## What to work on
Lines that contain the string "ylabel" are to be copied; leave out all others.

## Task data
□ □ □

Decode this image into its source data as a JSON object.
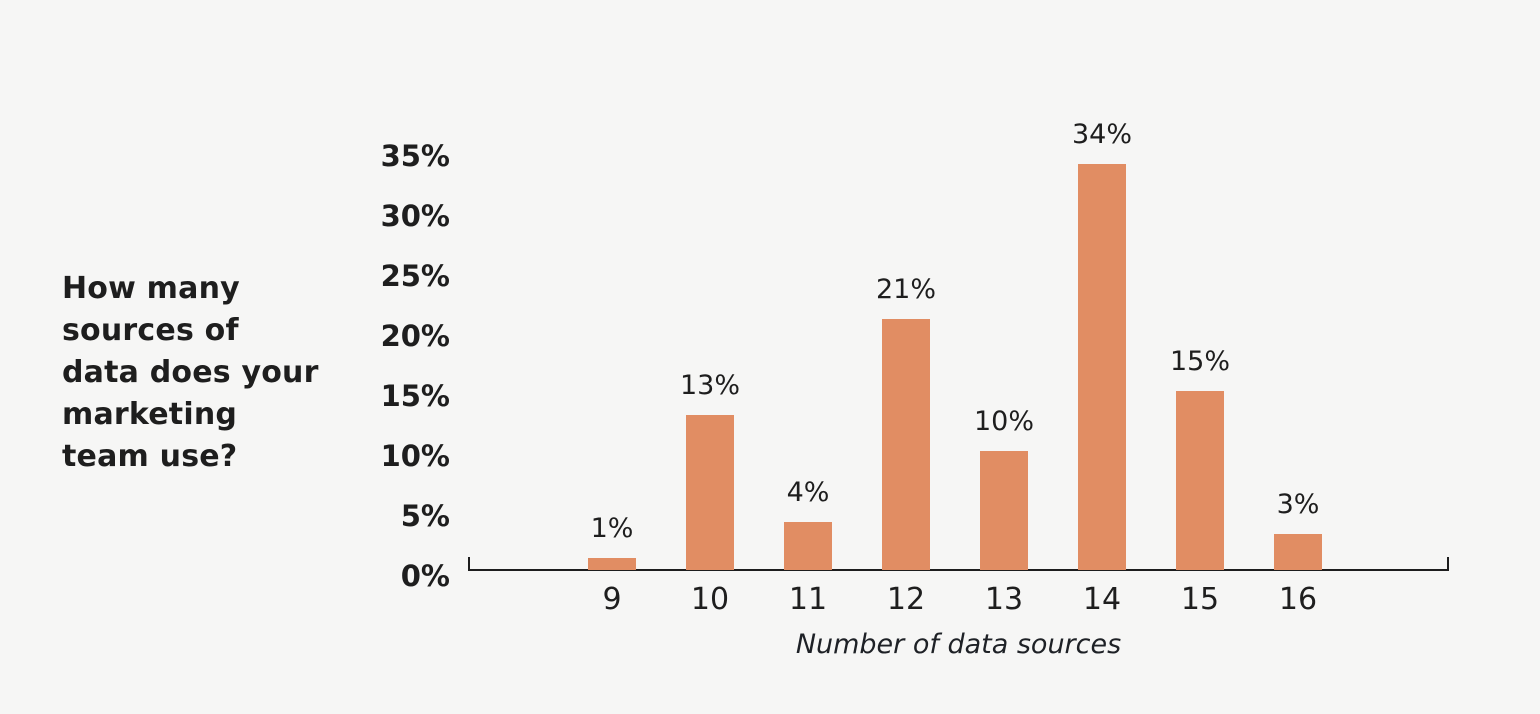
{
  "page": {
    "background_color": "#f6f6f5"
  },
  "title": {
    "text": "How many sources of data does your marketing team use?",
    "lines": [
      "How many",
      "sources of",
      "data does your",
      "marketing",
      "team use?"
    ]
  },
  "chart_data": {
    "type": "bar",
    "title": "How many sources of data does your marketing team use?",
    "categories": [
      "9",
      "10",
      "11",
      "12",
      "13",
      "14",
      "15",
      "16"
    ],
    "values": [
      1,
      13,
      4,
      21,
      10,
      34,
      15,
      3
    ],
    "value_labels": [
      "1%",
      "13%",
      "4%",
      "21%",
      "10%",
      "34%",
      "15%",
      "3%"
    ],
    "xlabel": "Number of data sources",
    "ylabel": "",
    "y_ticks": [
      {
        "value": 35,
        "label": "35%"
      },
      {
        "value": 30,
        "label": "30%"
      },
      {
        "value": 25,
        "label": "25%"
      },
      {
        "value": 20,
        "label": "20%"
      },
      {
        "value": 15,
        "label": "15%"
      },
      {
        "value": 10,
        "label": "10%"
      },
      {
        "value": 5,
        "label": "5%"
      },
      {
        "value": 0,
        "label": "0%"
      }
    ],
    "ylim": [
      0,
      35
    ],
    "grid": false,
    "legend": "none",
    "colors": {
      "bar": "#e18d63",
      "text": "#1e1e1e",
      "axis": "#1d1d1d",
      "background": "#f6f6f5"
    }
  }
}
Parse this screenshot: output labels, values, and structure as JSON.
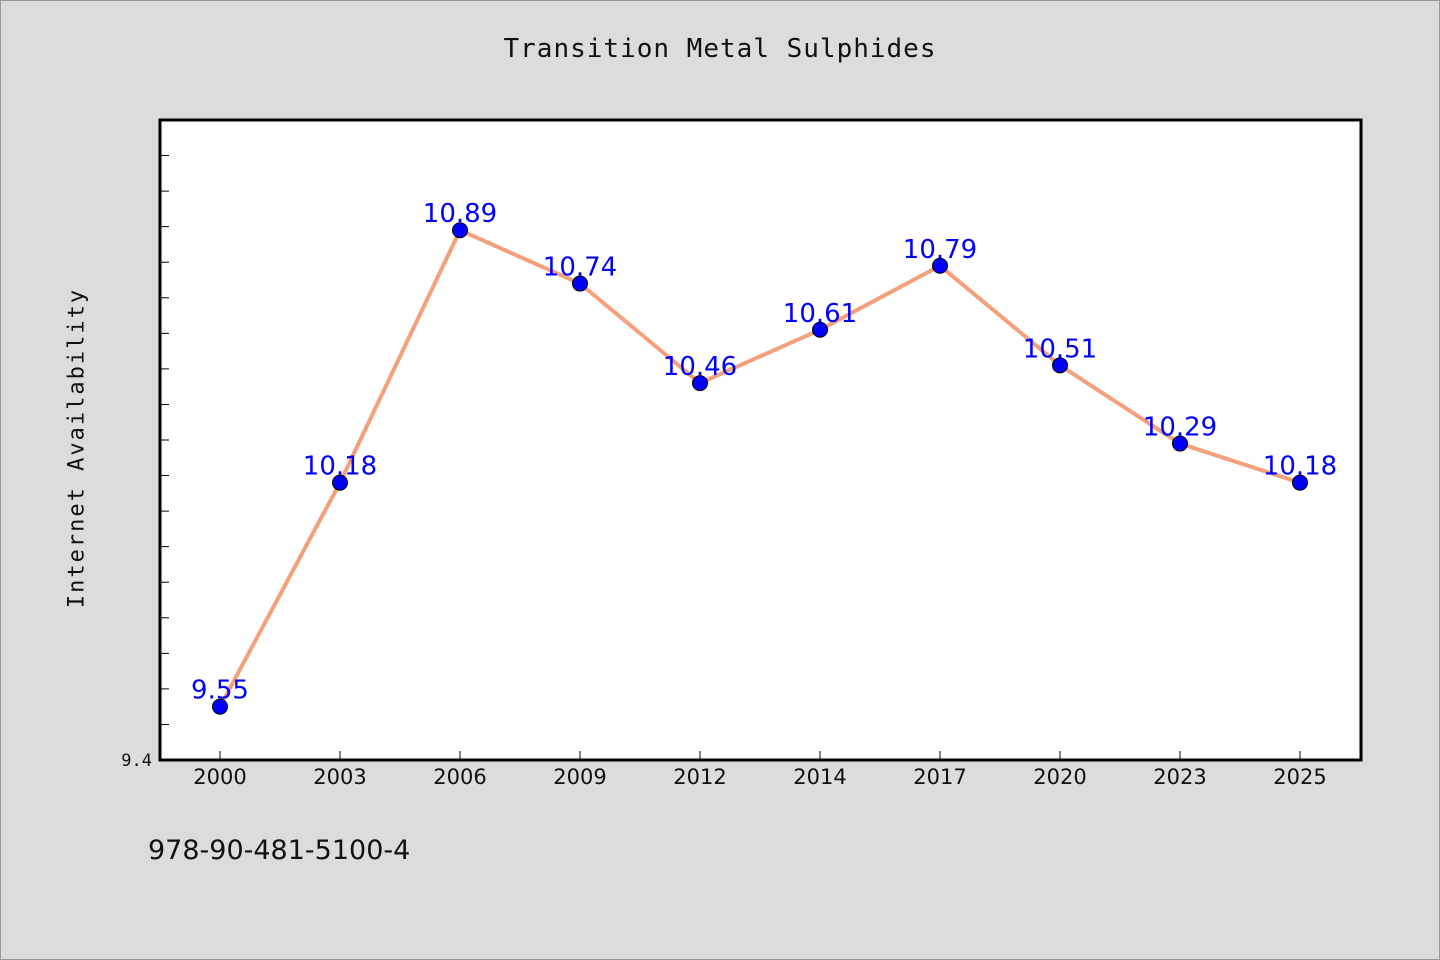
{
  "chart_data": {
    "type": "line",
    "title": "Transition Metal Sulphides",
    "xlabel": "",
    "ylabel": "Internet Availability",
    "categories": [
      "2000",
      "2003",
      "2006",
      "2009",
      "2012",
      "2014",
      "2017",
      "2020",
      "2023",
      "2025"
    ],
    "series": [
      {
        "values": [
          9.55,
          10.18,
          10.89,
          10.74,
          10.46,
          10.61,
          10.79,
          10.51,
          10.29,
          10.18
        ],
        "line_color": "#f4a07c",
        "marker_color": "#0000ff"
      }
    ],
    "ylim": [
      9.4,
      11.2
    ],
    "y_tick_labels": [
      "9.4"
    ],
    "data_labels": [
      "9.55",
      "10.18",
      "10.89",
      "10.74",
      "10.46",
      "10.61",
      "10.79",
      "10.51",
      "10.29",
      "10.18"
    ],
    "grid": false,
    "legend": "none",
    "background": "#dcdcdc",
    "plot_background": "#ffffff"
  },
  "footer": {
    "isbn": "978-90-481-5100-4"
  }
}
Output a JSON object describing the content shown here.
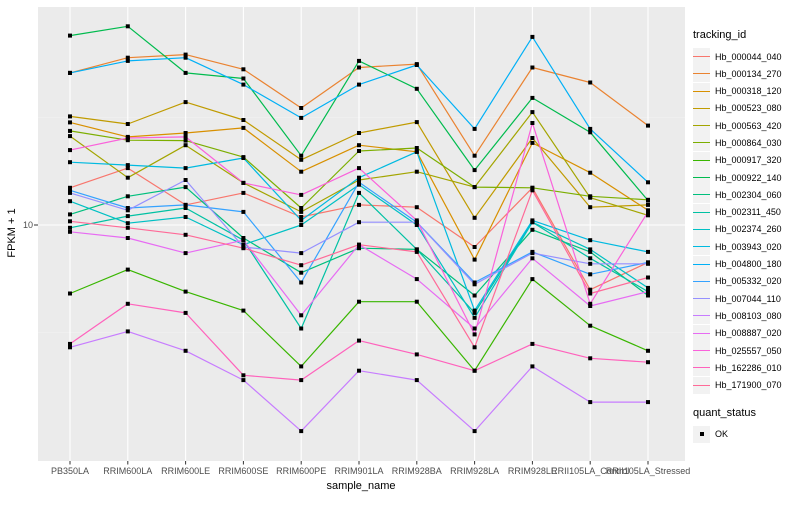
{
  "figure": {
    "background": "#FFFFFF",
    "panel_background": "#EBEBEB",
    "gridline_color": "#FFFFFF",
    "point_color": "#000000",
    "axis_text_color": "#4D4D4D",
    "axis_title_color": "#000000"
  },
  "legend": {
    "tracking_title": "tracking_id",
    "quant_title": "quant_status",
    "quant_items": [
      "OK"
    ]
  },
  "chart_data": {
    "type": "line",
    "title": "",
    "xlabel": "sample_name",
    "ylabel": "FPKM + 1",
    "y_scale": "log10",
    "y_tick_labels": [
      "10"
    ],
    "y_tick_values": [
      10
    ],
    "ylim_approx": [
      1.0,
      95
    ],
    "grid": "white major gridlines on grey panel; vertical line per category; horizontal at 10",
    "legend_position": "right",
    "point_shape": "filled-square",
    "point_legend": {
      "title": "quant_status",
      "items": [
        "OK"
      ]
    },
    "categories": [
      "PB350LA",
      "RRIM600LA",
      "RRIM600LE",
      "RRIM600SE",
      "RRIM600PE",
      "RRIM901LA",
      "RRIM928BA",
      "RRIM928LA",
      "RRIM928LE",
      "RRII105LA_Control",
      "RRII105LA_Stressed"
    ],
    "series": [
      {
        "name": "Hb_000044_040",
        "color": "#F8766D",
        "values": [
          14.9,
          18.4,
          12.4,
          14.1,
          10.9,
          12.4,
          12.1,
          7.9,
          14.9,
          5.0,
          6.7
        ]
      },
      {
        "name": "Hb_000134_270",
        "color": "#EA8331",
        "values": [
          51,
          60,
          62,
          53,
          35,
          54,
          56,
          21,
          54,
          46,
          29
        ]
      },
      {
        "name": "Hb_000318_120",
        "color": "#D89000",
        "values": [
          30,
          25.7,
          26.8,
          28.3,
          17.7,
          23.5,
          21.9,
          6.9,
          24.1,
          17.5,
          11.7
        ]
      },
      {
        "name": "Hb_000523_080",
        "color": "#C09B00",
        "values": [
          32,
          29.5,
          37.3,
          30.8,
          20.1,
          26.8,
          30.1,
          10.8,
          25.4,
          12.1,
          12.4
        ]
      },
      {
        "name": "Hb_000563_420",
        "color": "#A3A500",
        "values": [
          25.9,
          16.6,
          23.5,
          15.7,
          11.5,
          16.2,
          17.7,
          15.0,
          33.5,
          13.4,
          11.1
        ]
      },
      {
        "name": "Hb_000864_030",
        "color": "#7CAE00",
        "values": [
          27.4,
          24.8,
          24.7,
          20.7,
          12.0,
          22.1,
          22.8,
          15.0,
          14.9,
          13.6,
          13.1
        ]
      },
      {
        "name": "Hb_000917_320",
        "color": "#39B600",
        "values": [
          4.8,
          6.2,
          4.9,
          4.0,
          2.2,
          4.4,
          4.4,
          2.1,
          5.6,
          3.4,
          2.6
        ]
      },
      {
        "name": "Hb_000922_140",
        "color": "#00BB4E",
        "values": [
          76,
          84,
          51,
          48,
          21,
          58,
          43,
          18,
          39,
          27,
          13
        ]
      },
      {
        "name": "Hb_002304_060",
        "color": "#00BF7D",
        "values": [
          11.2,
          13.6,
          15.0,
          8.7,
          6.0,
          7.8,
          7.7,
          4.7,
          9.5,
          7.5,
          4.7
        ]
      },
      {
        "name": "Hb_002311_450",
        "color": "#00C1A3",
        "values": [
          9.7,
          11,
          12,
          8.5,
          3.3,
          14.1,
          7.7,
          3.9,
          10.3,
          7.0,
          4.9
        ]
      },
      {
        "name": "Hb_002374_260",
        "color": "#00C0C4",
        "values": [
          12.9,
          10.2,
          10.9,
          8.1,
          10.0,
          15.4,
          10.0,
          3.7,
          10.3,
          7.7,
          5.1
        ]
      },
      {
        "name": "Hb_003943_020",
        "color": "#00BAE0",
        "values": [
          19.6,
          19,
          18.4,
          20.5,
          10.5,
          16.6,
          21.9,
          4.0,
          10.5,
          8.5,
          7.5
        ]
      },
      {
        "name": "Hb_004800_180",
        "color": "#00B0F6",
        "values": [
          51,
          58,
          60,
          45,
          31.5,
          45,
          55.5,
          28,
          75,
          28,
          15.8
        ]
      },
      {
        "name": "Hb_005332_020",
        "color": "#35A2FF",
        "values": [
          14.5,
          12,
          12.4,
          11.5,
          5.4,
          15.8,
          10.3,
          5.4,
          7.5,
          5.9,
          6.7
        ]
      },
      {
        "name": "Hb_007044_110",
        "color": "#9590FF",
        "values": [
          14.1,
          11.7,
          16.2,
          7.9,
          7.4,
          10.3,
          10.3,
          5.3,
          7.4,
          6.6,
          6.6
        ]
      },
      {
        "name": "Hb_008103_080",
        "color": "#C77CFF",
        "values": [
          2.7,
          3.2,
          2.6,
          1.9,
          1.1,
          2.1,
          1.9,
          1.1,
          2.2,
          1.5,
          1.5
        ]
      },
      {
        "name": "Hb_008887_020",
        "color": "#E76BF3",
        "values": [
          9.3,
          8.7,
          7.4,
          8.5,
          3.8,
          8.1,
          5.6,
          3.3,
          7.0,
          4.2,
          4.9
        ]
      },
      {
        "name": "Hb_025557_050",
        "color": "#FA62DB",
        "values": [
          22.3,
          25.4,
          25.7,
          15.7,
          13.8,
          18.4,
          10.5,
          3.1,
          29.8,
          4.3,
          11.5
        ]
      },
      {
        "name": "Hb_162286_010",
        "color": "#FF62BC",
        "values": [
          2.8,
          4.3,
          3.9,
          2.0,
          1.9,
          2.9,
          2.5,
          2.1,
          2.8,
          2.4,
          2.3
        ]
      },
      {
        "name": "Hb_171900_070",
        "color": "#FF6A98",
        "values": [
          10.4,
          9.7,
          9.0,
          7.8,
          6.5,
          8.1,
          7.5,
          2.7,
          14.5,
          4.8,
          5.7
        ]
      }
    ]
  }
}
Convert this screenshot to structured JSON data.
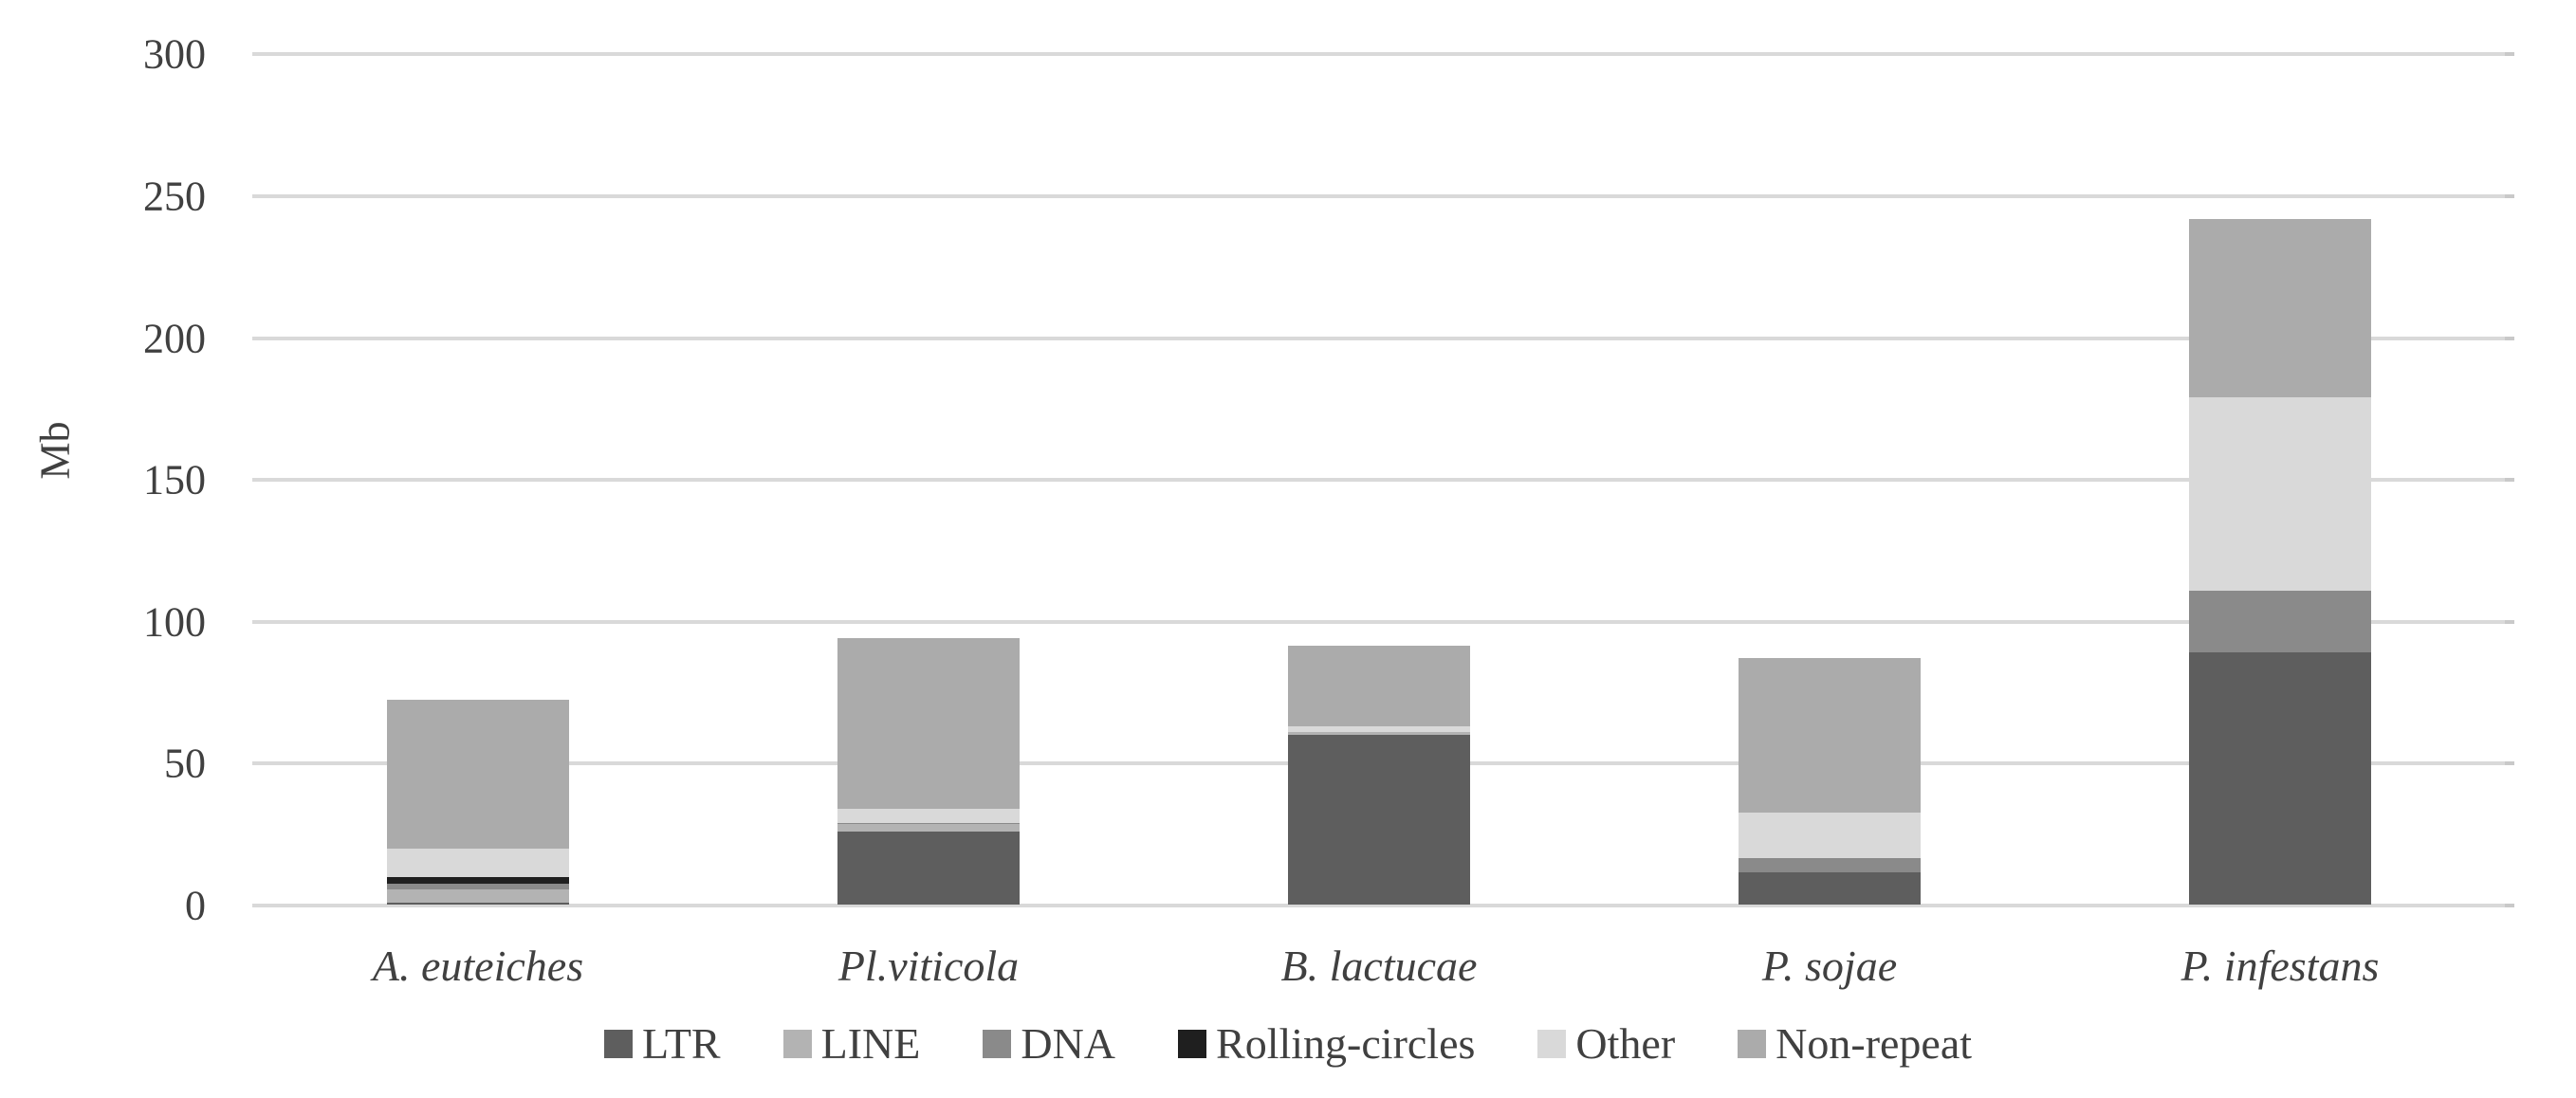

□ □ □

## Answer to the problem
    "ylabel": "",
    "ylabel": "Internet Availability",
    "ylabel": "FPKM + 1",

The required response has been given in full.